→ DATASET RECORDS:
Start

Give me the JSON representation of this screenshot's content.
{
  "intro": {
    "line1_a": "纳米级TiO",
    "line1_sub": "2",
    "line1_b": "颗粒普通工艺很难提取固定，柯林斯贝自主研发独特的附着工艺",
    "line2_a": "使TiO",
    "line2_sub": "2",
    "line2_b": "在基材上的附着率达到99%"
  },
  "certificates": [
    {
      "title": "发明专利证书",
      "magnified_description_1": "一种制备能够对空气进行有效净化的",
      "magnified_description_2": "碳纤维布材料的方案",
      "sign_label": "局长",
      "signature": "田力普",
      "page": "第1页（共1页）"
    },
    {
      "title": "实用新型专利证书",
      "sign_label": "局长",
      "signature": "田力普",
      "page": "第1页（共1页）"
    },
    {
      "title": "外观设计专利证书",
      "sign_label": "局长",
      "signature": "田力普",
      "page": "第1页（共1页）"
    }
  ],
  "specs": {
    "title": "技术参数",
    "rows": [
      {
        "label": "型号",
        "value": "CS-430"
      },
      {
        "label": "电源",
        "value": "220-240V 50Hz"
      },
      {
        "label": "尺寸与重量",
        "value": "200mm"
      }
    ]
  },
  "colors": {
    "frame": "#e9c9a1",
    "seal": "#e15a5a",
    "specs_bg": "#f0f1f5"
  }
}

End

→ TO DO: Say how many lines have the string "value" in them, offering no words beyond the number.

→ RESULT FOR THIS TASK: 3